§ **TASK DETAILS**
Print out each entry below exactly, please.

[[ EXERCISE DATA open ]]

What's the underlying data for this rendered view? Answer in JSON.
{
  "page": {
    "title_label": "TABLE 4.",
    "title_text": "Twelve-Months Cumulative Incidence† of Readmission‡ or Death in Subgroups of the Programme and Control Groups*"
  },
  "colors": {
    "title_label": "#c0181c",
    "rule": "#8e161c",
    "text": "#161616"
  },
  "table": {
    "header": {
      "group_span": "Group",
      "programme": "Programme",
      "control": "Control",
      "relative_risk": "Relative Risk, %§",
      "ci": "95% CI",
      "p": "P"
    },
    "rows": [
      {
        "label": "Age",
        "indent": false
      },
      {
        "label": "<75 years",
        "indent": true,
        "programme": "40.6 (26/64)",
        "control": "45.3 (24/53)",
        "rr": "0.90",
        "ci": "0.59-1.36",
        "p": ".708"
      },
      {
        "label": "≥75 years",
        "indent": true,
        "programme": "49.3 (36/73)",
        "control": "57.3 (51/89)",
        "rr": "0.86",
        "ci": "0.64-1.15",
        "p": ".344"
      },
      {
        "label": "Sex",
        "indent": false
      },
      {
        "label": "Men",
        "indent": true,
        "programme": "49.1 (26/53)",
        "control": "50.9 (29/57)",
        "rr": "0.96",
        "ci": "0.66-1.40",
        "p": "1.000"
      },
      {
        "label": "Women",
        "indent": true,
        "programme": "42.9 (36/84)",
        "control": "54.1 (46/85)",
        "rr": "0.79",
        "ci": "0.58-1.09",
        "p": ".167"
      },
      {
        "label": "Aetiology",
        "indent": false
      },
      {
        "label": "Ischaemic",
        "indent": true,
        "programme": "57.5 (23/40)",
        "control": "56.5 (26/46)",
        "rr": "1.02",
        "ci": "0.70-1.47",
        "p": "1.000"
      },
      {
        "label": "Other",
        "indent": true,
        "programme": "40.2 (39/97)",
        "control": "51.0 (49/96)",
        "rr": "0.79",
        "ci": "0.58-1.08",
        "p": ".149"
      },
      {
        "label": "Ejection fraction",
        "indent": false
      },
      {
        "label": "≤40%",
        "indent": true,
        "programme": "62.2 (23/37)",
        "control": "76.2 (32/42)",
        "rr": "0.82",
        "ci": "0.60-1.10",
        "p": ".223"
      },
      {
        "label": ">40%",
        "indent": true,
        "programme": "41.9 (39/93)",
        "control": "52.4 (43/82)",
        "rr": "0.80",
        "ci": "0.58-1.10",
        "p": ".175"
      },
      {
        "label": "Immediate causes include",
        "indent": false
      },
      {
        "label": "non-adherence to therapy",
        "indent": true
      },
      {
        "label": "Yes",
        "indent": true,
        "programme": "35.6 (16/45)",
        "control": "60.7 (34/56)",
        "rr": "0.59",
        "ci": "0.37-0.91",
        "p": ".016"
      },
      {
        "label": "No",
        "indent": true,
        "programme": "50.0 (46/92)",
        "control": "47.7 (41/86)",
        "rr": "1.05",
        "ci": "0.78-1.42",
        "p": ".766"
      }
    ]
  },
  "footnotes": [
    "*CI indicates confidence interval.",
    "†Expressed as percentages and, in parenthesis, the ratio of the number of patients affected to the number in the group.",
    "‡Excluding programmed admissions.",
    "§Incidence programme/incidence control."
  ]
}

[[ EXERCISE DATA closed ]]

§ **SOLUTION TO THE PROBLEM**
What's the underlying data for this rendered view? Answer in JSON.
{
  "page": {
    "title_label": "TABLE 4.",
    "title_text": "Twelve-Months Cumulative Incidence† of Readmission‡ or Death in Subgroups of the Programme and Control Groups*"
  },
  "colors": {
    "title_label": "#c0181c",
    "rule": "#8e161c",
    "text": "#161616"
  },
  "table": {
    "header": {
      "group_span": "Group",
      "programme": "Programme",
      "control": "Control",
      "relative_risk": "Relative Risk, %§",
      "ci": "95% CI",
      "p": "P"
    },
    "rows": [
      {
        "label": "Age",
        "indent": false
      },
      {
        "label": "<75 years",
        "indent": true,
        "programme": "40.6 (26/64)",
        "control": "45.3 (24/53)",
        "rr": "0.90",
        "ci": "0.59-1.36",
        "p": ".708"
      },
      {
        "label": "≥75 years",
        "indent": true,
        "programme": "49.3 (36/73)",
        "control": "57.3 (51/89)",
        "rr": "0.86",
        "ci": "0.64-1.15",
        "p": ".344"
      },
      {
        "label": "Sex",
        "indent": false
      },
      {
        "label": "Men",
        "indent": true,
        "programme": "49.1 (26/53)",
        "control": "50.9 (29/57)",
        "rr": "0.96",
        "ci": "0.66-1.40",
        "p": "1.000"
      },
      {
        "label": "Women",
        "indent": true,
        "programme": "42.9 (36/84)",
        "control": "54.1 (46/85)",
        "rr": "0.79",
        "ci": "0.58-1.09",
        "p": ".167"
      },
      {
        "label": "Aetiology",
        "indent": false
      },
      {
        "label": "Ischaemic",
        "indent": true,
        "programme": "57.5 (23/40)",
        "control": "56.5 (26/46)",
        "rr": "1.02",
        "ci": "0.70-1.47",
        "p": "1.000"
      },
      {
        "label": "Other",
        "indent": true,
        "programme": "40.2 (39/97)",
        "control": "51.0 (49/96)",
        "rr": "0.79",
        "ci": "0.58-1.08",
        "p": ".149"
      },
      {
        "label": "Ejection fraction",
        "indent": false
      },
      {
        "label": "≤40%",
        "indent": true,
        "programme": "62.2 (23/37)",
        "control": "76.2 (32/42)",
        "rr": "0.82",
        "ci": "0.60-1.10",
        "p": ".223"
      },
      {
        "label": ">40%",
        "indent": true,
        "programme": "41.9 (39/93)",
        "control": "52.4 (43/82)",
        "rr": "0.80",
        "ci": "0.58-1.10",
        "p": ".175"
      },
      {
        "label": "Immediate causes include",
        "indent": false
      },
      {
        "label": "non-adherence to therapy",
        "indent": true
      },
      {
        "label": "Yes",
        "indent": true,
        "programme": "35.6 (16/45)",
        "control": "60.7 (34/56)",
        "rr": "0.59",
        "ci": "0.37-0.91",
        "p": ".016"
      },
      {
        "label": "No",
        "indent": true,
        "programme": "50.0 (46/92)",
        "control": "47.7 (41/86)",
        "rr": "1.05",
        "ci": "0.78-1.42",
        "p": ".766"
      }
    ]
  },
  "footnotes": [
    "*CI indicates confidence interval.",
    "†Expressed as percentages and, in parenthesis, the ratio of the number of patients affected to the number in the group.",
    "‡Excluding programmed admissions.",
    "§Incidence programme/incidence control."
  ]
}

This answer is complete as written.